### EXERCISE BRIEF
Your job is to retype all of the data word for word, leaving every image out.
Begin SUPPLIED MATERIAL
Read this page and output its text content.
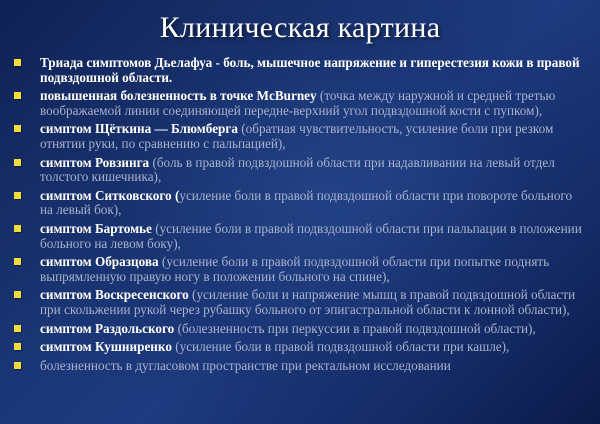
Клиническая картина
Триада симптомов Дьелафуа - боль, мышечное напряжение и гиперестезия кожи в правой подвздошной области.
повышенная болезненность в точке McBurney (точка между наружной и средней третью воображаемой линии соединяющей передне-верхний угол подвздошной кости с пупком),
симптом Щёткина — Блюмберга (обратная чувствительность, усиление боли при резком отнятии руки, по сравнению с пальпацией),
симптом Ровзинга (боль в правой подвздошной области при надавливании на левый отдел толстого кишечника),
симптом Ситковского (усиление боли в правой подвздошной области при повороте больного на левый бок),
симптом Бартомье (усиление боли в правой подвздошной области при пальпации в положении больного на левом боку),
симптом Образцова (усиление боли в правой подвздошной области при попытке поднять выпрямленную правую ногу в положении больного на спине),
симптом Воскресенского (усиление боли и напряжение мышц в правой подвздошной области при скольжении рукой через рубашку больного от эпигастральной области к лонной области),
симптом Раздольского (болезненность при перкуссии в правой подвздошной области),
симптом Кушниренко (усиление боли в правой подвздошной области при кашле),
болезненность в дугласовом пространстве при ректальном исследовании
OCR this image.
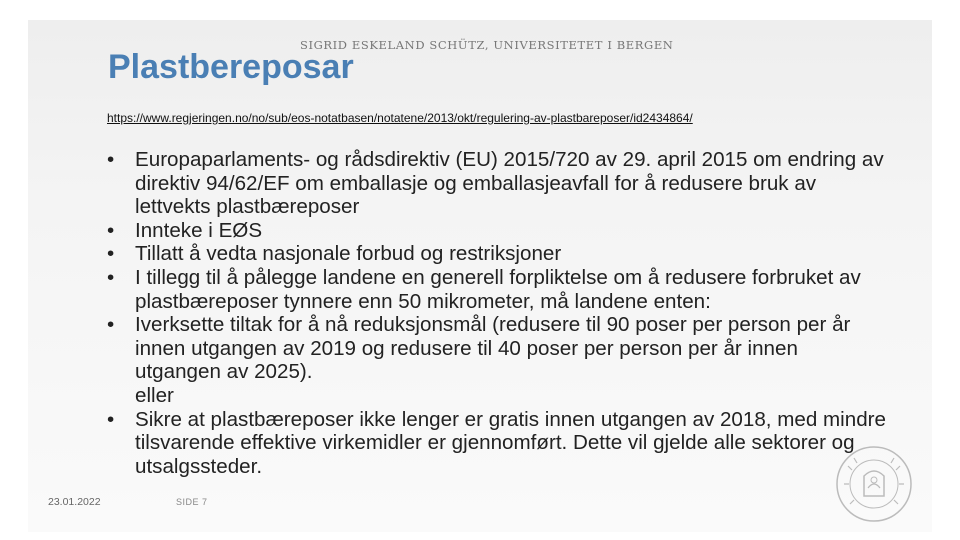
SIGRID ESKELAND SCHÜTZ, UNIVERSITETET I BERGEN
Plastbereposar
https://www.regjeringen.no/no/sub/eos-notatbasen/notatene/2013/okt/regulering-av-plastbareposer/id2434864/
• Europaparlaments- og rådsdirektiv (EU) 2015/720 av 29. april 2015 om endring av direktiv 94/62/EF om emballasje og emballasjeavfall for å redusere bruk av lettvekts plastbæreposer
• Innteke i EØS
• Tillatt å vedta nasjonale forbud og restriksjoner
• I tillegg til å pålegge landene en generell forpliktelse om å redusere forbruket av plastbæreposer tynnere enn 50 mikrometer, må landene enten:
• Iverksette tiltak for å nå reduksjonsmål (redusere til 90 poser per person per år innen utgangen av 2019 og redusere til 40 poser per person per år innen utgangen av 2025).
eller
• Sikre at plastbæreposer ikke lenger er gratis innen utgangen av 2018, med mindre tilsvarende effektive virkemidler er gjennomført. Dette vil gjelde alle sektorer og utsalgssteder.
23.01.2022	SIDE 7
End SUPPLIED MATERIAL
### TASK ANSWER
Read this page and output its text content.
Клиническая картина
Триада симптомов Дьелафуа - боль, мышечное напряжение и гиперестезия кожи в правой подвздошной области.
повышенная болезненность в точке McBurney (точка между наружной и средней третью воображаемой линии соединяющей передне-верхний угол подвздошной кости с пупком),
симптом Щёткина — Блюмберга (обратная чувствительность, усиление боли при резком отнятии руки, по сравнению с пальпацией),
симптом Ровзинга (боль в правой подвздошной области при надавливании на левый отдел толстого кишечника),
симптом Ситковского (усиление боли в правой подвздошной области при повороте больного на левый бок),
симптом Бартомье (усиление боли в правой подвздошной области при пальпации в положении больного на левом боку),
симптом Образцова (усиление боли в правой подвздошной области при попытке поднять выпрямленную правую ногу в положении больного на спине),
симптом Воскресенского (усиление боли и напряжение мышц в правой подвздошной области при скольжении рукой через рубашку больного от эпигастральной области к лонной области),
симптом Раздольского (болезненность при перкуссии в правой подвздошной области),
симптом Кушниренко (усиление боли в правой подвздошной области при кашле),
болезненность в дугласовом пространстве при ректальном исследовании
OCR this image.
SIGRID ESKELAND SCHÜTZ, UNIVERSITETET I BERGEN
Plastbereposar
https://www.regjeringen.no/no/sub/eos-notatbasen/notatene/2013/okt/regulering-av-plastbareposer/id2434864/
• Europaparlaments- og rådsdirektiv (EU) 2015/720 av 29. april 2015 om endring av direktiv 94/62/EF om emballasje og emballasjeavfall for å redusere bruk av lettvekts plastbæreposer
• Innteke i EØS
• Tillatt å vedta nasjonale forbud og restriksjoner
• I tillegg til å pålegge landene en generell forpliktelse om å redusere forbruket av plastbæreposer tynnere enn 50 mikrometer, må landene enten:
• Iverksette tiltak for å nå reduksjonsmål (redusere til 90 poser per person per år innen utgangen av 2019 og redusere til 40 poser per person per år innen utgangen av 2025).
eller
• Sikre at plastbæreposer ikke lenger er gratis innen utgangen av 2018, med mindre tilsvarende effektive virkemidler er gjennomført. Dette vil gjelde alle sektorer og utsalgssteder.
23.01.2022	SIDE 7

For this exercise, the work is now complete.